▶ Work instructions
Write the records out again exactly, leaving no images in.

Figure dataset records
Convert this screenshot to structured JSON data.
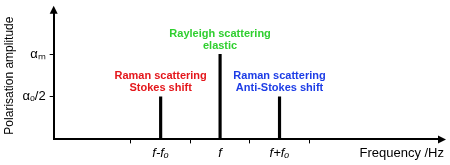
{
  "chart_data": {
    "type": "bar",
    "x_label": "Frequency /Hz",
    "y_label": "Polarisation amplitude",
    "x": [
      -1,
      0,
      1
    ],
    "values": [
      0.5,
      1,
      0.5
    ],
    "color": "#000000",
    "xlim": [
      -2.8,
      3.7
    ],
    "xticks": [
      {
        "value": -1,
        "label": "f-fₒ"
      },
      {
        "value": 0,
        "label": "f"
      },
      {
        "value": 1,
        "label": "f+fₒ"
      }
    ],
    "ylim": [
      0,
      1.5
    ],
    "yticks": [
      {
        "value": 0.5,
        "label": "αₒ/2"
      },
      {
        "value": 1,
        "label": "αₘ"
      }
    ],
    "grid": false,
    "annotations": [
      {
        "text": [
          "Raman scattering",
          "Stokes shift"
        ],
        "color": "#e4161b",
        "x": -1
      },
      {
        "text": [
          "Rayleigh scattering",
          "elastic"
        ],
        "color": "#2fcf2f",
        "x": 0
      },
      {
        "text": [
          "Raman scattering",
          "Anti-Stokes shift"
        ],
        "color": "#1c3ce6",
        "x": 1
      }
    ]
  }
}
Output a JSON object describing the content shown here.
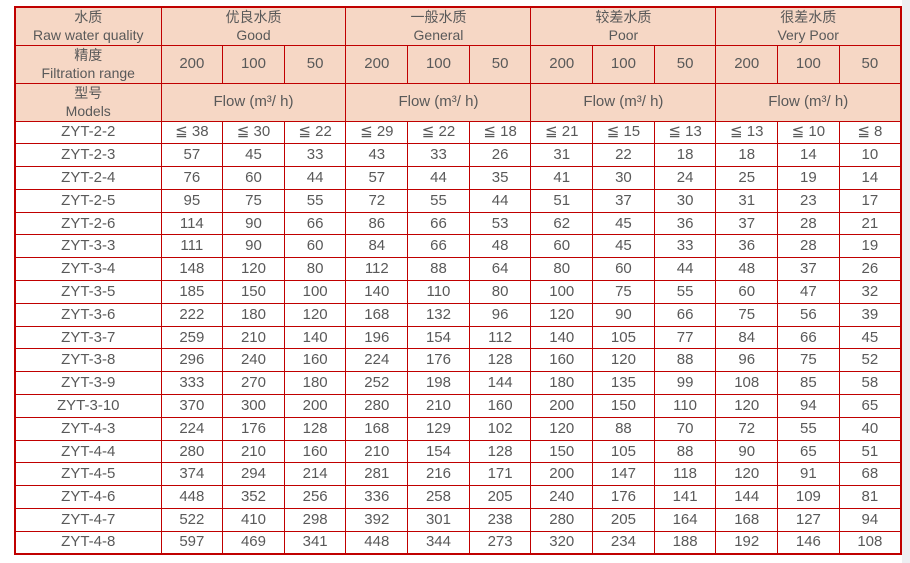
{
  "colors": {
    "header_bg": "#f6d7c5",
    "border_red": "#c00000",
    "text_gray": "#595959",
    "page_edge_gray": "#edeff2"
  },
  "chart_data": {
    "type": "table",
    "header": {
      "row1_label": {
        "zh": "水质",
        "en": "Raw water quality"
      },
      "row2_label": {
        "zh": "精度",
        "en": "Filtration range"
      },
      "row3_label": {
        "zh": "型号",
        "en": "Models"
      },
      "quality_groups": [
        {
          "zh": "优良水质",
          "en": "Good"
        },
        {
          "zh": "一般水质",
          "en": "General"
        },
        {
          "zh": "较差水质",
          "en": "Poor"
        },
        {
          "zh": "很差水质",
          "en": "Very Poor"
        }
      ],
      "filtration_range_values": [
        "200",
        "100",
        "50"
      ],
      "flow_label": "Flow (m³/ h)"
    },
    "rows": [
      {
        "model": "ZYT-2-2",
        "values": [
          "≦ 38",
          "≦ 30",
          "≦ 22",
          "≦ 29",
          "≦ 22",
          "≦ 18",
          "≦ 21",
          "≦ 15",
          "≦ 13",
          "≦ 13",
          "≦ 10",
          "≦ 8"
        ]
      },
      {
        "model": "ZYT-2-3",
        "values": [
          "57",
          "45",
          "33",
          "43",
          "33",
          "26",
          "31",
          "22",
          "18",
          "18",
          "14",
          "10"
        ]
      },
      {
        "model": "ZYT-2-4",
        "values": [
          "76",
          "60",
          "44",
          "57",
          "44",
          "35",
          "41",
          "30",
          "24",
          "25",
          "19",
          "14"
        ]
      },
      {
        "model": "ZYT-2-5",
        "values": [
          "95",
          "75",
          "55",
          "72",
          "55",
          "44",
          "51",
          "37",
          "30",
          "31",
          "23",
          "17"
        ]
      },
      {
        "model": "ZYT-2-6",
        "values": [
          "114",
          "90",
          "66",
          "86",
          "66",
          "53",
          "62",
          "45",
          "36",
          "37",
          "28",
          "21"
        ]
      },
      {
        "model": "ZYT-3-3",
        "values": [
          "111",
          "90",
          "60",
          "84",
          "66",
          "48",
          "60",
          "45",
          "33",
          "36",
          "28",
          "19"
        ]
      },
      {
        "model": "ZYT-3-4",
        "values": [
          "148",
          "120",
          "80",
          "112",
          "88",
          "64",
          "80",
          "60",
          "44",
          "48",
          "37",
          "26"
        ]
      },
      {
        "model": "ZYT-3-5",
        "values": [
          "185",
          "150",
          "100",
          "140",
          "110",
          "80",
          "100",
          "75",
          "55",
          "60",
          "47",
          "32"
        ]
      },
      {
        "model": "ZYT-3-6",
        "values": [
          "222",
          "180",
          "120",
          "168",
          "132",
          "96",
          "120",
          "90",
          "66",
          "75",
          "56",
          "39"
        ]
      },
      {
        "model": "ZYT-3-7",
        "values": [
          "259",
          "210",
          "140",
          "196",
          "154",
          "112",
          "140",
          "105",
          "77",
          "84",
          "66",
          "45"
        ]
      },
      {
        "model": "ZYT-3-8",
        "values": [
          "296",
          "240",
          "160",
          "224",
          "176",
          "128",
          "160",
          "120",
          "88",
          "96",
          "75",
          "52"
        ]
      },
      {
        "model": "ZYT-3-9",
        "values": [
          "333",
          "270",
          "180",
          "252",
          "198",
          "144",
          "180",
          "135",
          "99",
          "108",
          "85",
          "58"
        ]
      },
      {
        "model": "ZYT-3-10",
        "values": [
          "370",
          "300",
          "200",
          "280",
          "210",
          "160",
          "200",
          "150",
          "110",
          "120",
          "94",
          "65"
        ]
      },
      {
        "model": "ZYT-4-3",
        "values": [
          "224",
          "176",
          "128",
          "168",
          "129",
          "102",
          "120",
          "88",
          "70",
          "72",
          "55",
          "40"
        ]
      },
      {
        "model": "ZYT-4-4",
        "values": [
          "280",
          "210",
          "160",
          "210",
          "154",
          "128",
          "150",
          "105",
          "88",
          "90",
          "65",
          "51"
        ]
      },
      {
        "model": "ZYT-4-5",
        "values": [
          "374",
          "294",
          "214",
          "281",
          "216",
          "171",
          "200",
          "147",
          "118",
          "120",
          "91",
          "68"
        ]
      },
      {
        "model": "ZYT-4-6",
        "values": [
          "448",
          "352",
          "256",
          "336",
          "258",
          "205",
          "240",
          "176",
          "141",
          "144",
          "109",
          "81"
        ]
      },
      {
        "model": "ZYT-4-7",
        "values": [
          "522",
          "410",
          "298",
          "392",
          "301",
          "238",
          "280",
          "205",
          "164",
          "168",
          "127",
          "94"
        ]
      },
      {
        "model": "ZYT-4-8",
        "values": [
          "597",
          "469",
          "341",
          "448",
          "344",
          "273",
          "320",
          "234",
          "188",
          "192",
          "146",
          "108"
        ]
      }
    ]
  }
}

▶ The output
Convert this screenshot to structured JSON data.
{
  "chart_data": {
    "type": "bar",
    "x_label": "Frequency /Hz",
    "y_label": "Polarisation amplitude",
    "x": [
      -1,
      0,
      1
    ],
    "values": [
      0.5,
      1,
      0.5
    ],
    "color": "#000000",
    "xlim": [
      -2.8,
      3.7
    ],
    "xticks": [
      {
        "value": -1,
        "label": "f-fₒ"
      },
      {
        "value": 0,
        "label": "f"
      },
      {
        "value": 1,
        "label": "f+fₒ"
      }
    ],
    "ylim": [
      0,
      1.5
    ],
    "yticks": [
      {
        "value": 0.5,
        "label": "αₒ/2"
      },
      {
        "value": 1,
        "label": "αₘ"
      }
    ],
    "grid": false,
    "annotations": [
      {
        "text": [
          "Raman scattering",
          "Stokes shift"
        ],
        "color": "#e4161b",
        "x": -1
      },
      {
        "text": [
          "Rayleigh scattering",
          "elastic"
        ],
        "color": "#2fcf2f",
        "x": 0
      },
      {
        "text": [
          "Raman scattering",
          "Anti-Stokes shift"
        ],
        "color": "#1c3ce6",
        "x": 1
      }
    ]
  }
}
Output a JSON object describing the content shown here.
{
  "colors": {
    "header_bg": "#f6d7c5",
    "border_red": "#c00000",
    "text_gray": "#595959",
    "page_edge_gray": "#edeff2"
  },
  "chart_data": {
    "type": "table",
    "header": {
      "row1_label": {
        "zh": "水质",
        "en": "Raw water quality"
      },
      "row2_label": {
        "zh": "精度",
        "en": "Filtration range"
      },
      "row3_label": {
        "zh": "型号",
        "en": "Models"
      },
      "quality_groups": [
        {
          "zh": "优良水质",
          "en": "Good"
        },
        {
          "zh": "一般水质",
          "en": "General"
        },
        {
          "zh": "较差水质",
          "en": "Poor"
        },
        {
          "zh": "很差水质",
          "en": "Very Poor"
        }
      ],
      "filtration_range_values": [
        "200",
        "100",
        "50"
      ],
      "flow_label": "Flow (m³/ h)"
    },
    "rows": [
      {
        "model": "ZYT-2-2",
        "values": [
          "≦ 38",
          "≦ 30",
          "≦ 22",
          "≦ 29",
          "≦ 22",
          "≦ 18",
          "≦ 21",
          "≦ 15",
          "≦ 13",
          "≦ 13",
          "≦ 10",
          "≦ 8"
        ]
      },
      {
        "model": "ZYT-2-3",
        "values": [
          "57",
          "45",
          "33",
          "43",
          "33",
          "26",
          "31",
          "22",
          "18",
          "18",
          "14",
          "10"
        ]
      },
      {
        "model": "ZYT-2-4",
        "values": [
          "76",
          "60",
          "44",
          "57",
          "44",
          "35",
          "41",
          "30",
          "24",
          "25",
          "19",
          "14"
        ]
      },
      {
        "model": "ZYT-2-5",
        "values": [
          "95",
          "75",
          "55",
          "72",
          "55",
          "44",
          "51",
          "37",
          "30",
          "31",
          "23",
          "17"
        ]
      },
      {
        "model": "ZYT-2-6",
        "values": [
          "114",
          "90",
          "66",
          "86",
          "66",
          "53",
          "62",
          "45",
          "36",
          "37",
          "28",
          "21"
        ]
      },
      {
        "model": "ZYT-3-3",
        "values": [
          "111",
          "90",
          "60",
          "84",
          "66",
          "48",
          "60",
          "45",
          "33",
          "36",
          "28",
          "19"
        ]
      },
      {
        "model": "ZYT-3-4",
        "values": [
          "148",
          "120",
          "80",
          "112",
          "88",
          "64",
          "80",
          "60",
          "44",
          "48",
          "37",
          "26"
        ]
      },
      {
        "model": "ZYT-3-5",
        "values": [
          "185",
          "150",
          "100",
          "140",
          "110",
          "80",
          "100",
          "75",
          "55",
          "60",
          "47",
          "32"
        ]
      },
      {
        "model": "ZYT-3-6",
        "values": [
          "222",
          "180",
          "120",
          "168",
          "132",
          "96",
          "120",
          "90",
          "66",
          "75",
          "56",
          "39"
        ]
      },
      {
        "model": "ZYT-3-7",
        "values": [
          "259",
          "210",
          "140",
          "196",
          "154",
          "112",
          "140",
          "105",
          "77",
          "84",
          "66",
          "45"
        ]
      },
      {
        "model": "ZYT-3-8",
        "values": [
          "296",
          "240",
          "160",
          "224",
          "176",
          "128",
          "160",
          "120",
          "88",
          "96",
          "75",
          "52"
        ]
      },
      {
        "model": "ZYT-3-9",
        "values": [
          "333",
          "270",
          "180",
          "252",
          "198",
          "144",
          "180",
          "135",
          "99",
          "108",
          "85",
          "58"
        ]
      },
      {
        "model": "ZYT-3-10",
        "values": [
          "370",
          "300",
          "200",
          "280",
          "210",
          "160",
          "200",
          "150",
          "110",
          "120",
          "94",
          "65"
        ]
      },
      {
        "model": "ZYT-4-3",
        "values": [
          "224",
          "176",
          "128",
          "168",
          "129",
          "102",
          "120",
          "88",
          "70",
          "72",
          "55",
          "40"
        ]
      },
      {
        "model": "ZYT-4-4",
        "values": [
          "280",
          "210",
          "160",
          "210",
          "154",
          "128",
          "150",
          "105",
          "88",
          "90",
          "65",
          "51"
        ]
      },
      {
        "model": "ZYT-4-5",
        "values": [
          "374",
          "294",
          "214",
          "281",
          "216",
          "171",
          "200",
          "147",
          "118",
          "120",
          "91",
          "68"
        ]
      },
      {
        "model": "ZYT-4-6",
        "values": [
          "448",
          "352",
          "256",
          "336",
          "258",
          "205",
          "240",
          "176",
          "141",
          "144",
          "109",
          "81"
        ]
      },
      {
        "model": "ZYT-4-7",
        "values": [
          "522",
          "410",
          "298",
          "392",
          "301",
          "238",
          "280",
          "205",
          "164",
          "168",
          "127",
          "94"
        ]
      },
      {
        "model": "ZYT-4-8",
        "values": [
          "597",
          "469",
          "341",
          "448",
          "344",
          "273",
          "320",
          "234",
          "188",
          "192",
          "146",
          "108"
        ]
      }
    ]
  }
}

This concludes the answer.